- **Do this**:
Each line that holds the word "PERDAGANGAN" counts once. Give the total number of such lines and nothing else.

- **Structured figure records**:

'''

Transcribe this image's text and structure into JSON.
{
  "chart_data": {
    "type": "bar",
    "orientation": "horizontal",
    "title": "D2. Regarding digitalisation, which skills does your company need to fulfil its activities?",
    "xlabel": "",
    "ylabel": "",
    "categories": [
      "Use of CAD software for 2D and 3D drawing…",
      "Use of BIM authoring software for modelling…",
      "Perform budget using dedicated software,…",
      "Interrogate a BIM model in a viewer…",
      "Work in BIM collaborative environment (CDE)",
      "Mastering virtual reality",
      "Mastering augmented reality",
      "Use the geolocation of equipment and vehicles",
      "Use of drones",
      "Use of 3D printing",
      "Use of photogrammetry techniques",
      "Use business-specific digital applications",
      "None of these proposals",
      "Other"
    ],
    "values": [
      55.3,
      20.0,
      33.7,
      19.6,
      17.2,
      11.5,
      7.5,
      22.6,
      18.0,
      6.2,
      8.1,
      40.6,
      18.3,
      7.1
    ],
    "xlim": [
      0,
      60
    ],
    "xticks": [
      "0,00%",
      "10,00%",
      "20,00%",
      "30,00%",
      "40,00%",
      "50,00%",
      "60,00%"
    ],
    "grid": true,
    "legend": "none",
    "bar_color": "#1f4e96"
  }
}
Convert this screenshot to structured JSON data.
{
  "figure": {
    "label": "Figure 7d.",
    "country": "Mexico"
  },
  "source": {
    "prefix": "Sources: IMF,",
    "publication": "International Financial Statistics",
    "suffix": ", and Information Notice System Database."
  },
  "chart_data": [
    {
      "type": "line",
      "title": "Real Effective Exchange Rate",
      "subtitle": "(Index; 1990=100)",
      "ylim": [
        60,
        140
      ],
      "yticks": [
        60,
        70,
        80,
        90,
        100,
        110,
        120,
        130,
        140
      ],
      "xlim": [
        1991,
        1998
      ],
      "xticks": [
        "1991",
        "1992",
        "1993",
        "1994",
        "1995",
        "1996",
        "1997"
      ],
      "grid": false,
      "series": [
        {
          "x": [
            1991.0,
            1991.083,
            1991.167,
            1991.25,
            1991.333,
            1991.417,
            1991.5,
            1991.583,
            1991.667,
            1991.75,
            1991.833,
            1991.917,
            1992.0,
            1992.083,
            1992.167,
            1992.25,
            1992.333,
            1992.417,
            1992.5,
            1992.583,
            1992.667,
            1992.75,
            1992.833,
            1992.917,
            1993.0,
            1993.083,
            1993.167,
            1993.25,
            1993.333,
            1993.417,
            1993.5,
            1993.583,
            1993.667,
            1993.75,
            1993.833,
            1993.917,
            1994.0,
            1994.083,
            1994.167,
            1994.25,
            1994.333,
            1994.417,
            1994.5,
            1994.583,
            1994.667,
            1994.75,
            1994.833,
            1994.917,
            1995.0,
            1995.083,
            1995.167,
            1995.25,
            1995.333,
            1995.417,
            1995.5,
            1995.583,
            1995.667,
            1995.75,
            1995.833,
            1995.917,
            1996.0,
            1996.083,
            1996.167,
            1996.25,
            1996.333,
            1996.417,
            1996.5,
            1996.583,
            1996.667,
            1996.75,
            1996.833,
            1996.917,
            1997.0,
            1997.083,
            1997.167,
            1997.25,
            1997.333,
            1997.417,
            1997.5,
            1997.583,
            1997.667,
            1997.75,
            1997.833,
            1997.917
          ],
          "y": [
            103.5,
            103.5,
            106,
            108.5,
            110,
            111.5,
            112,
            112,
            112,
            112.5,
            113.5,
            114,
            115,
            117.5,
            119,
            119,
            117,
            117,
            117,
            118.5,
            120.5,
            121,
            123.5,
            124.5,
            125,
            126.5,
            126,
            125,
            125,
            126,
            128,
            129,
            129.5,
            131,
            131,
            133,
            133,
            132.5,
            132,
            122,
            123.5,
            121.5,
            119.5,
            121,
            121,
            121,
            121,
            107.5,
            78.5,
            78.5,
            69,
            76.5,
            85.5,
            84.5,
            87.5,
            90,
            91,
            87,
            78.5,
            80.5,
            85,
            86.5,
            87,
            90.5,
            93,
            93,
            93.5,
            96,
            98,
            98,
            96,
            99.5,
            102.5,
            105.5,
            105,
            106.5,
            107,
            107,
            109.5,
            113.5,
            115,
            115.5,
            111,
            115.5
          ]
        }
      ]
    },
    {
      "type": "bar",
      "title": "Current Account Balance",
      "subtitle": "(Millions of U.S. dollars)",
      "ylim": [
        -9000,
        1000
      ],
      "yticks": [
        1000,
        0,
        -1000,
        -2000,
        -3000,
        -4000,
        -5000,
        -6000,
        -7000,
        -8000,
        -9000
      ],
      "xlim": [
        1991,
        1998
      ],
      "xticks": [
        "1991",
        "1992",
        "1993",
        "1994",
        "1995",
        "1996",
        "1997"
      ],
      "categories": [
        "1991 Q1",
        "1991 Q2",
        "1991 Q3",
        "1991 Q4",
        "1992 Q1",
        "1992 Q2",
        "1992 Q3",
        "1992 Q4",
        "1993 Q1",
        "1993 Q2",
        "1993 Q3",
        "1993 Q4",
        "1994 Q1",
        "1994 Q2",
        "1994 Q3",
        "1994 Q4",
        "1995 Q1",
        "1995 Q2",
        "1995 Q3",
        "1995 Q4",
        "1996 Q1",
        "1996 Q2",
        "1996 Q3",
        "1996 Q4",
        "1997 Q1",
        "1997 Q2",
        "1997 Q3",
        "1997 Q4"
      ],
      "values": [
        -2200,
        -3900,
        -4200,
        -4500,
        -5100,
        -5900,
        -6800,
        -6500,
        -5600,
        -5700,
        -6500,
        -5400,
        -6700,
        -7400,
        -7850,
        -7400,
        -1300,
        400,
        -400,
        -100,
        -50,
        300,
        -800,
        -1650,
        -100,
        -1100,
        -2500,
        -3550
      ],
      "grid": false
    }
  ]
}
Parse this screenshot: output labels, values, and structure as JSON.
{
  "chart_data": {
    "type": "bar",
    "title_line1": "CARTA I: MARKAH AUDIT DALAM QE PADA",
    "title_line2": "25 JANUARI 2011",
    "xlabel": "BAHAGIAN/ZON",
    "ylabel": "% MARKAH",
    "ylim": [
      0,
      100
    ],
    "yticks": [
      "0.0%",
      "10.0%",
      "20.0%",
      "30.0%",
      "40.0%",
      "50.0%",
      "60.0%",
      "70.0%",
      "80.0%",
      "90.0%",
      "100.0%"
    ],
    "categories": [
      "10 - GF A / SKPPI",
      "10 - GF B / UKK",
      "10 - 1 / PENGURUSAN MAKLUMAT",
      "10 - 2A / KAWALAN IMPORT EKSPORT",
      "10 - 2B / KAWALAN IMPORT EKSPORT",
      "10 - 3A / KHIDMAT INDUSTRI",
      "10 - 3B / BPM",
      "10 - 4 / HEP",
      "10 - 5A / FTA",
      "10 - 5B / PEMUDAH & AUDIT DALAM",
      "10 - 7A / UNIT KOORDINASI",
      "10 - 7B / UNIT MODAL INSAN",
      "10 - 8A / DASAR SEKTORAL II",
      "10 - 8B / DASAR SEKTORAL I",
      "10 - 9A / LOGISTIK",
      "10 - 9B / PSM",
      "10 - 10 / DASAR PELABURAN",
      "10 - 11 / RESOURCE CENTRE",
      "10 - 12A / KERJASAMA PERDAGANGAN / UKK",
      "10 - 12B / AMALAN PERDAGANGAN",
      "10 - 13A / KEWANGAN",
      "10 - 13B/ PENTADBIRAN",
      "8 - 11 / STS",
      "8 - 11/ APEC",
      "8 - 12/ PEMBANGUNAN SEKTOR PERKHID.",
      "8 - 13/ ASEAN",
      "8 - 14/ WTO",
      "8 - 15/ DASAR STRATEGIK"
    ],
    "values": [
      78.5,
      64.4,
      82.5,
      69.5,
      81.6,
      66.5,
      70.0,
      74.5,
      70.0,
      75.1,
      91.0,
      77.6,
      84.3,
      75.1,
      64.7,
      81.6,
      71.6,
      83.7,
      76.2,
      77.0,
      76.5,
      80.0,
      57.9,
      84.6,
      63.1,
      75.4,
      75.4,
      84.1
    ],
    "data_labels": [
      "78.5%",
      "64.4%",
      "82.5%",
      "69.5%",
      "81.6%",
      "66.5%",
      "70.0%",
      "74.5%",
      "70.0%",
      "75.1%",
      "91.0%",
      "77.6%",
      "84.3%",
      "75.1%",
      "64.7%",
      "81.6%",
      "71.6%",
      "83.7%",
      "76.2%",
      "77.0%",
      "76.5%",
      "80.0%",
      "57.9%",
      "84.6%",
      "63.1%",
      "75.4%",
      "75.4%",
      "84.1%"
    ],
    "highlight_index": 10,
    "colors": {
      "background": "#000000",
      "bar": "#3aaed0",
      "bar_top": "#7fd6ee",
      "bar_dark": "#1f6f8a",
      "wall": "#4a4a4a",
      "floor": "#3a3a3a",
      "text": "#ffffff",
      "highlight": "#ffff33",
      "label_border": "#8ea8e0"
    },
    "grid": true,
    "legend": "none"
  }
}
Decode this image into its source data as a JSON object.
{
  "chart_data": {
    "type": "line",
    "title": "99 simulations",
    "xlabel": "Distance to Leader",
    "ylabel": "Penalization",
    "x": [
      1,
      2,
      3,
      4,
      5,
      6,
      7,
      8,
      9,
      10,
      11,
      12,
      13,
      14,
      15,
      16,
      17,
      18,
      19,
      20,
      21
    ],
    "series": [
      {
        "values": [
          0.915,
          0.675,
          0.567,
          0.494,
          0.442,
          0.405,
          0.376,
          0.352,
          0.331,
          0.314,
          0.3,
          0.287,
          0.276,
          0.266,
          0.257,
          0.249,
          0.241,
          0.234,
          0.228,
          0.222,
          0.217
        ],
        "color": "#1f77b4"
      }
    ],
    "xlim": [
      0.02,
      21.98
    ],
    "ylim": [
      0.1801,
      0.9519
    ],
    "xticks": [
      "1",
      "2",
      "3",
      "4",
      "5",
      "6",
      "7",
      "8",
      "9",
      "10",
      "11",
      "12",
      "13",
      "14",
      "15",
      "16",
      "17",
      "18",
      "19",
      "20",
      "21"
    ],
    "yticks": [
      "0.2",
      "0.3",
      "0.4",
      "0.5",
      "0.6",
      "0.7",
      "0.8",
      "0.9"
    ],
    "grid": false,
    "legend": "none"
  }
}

'''

- **Answer**:
2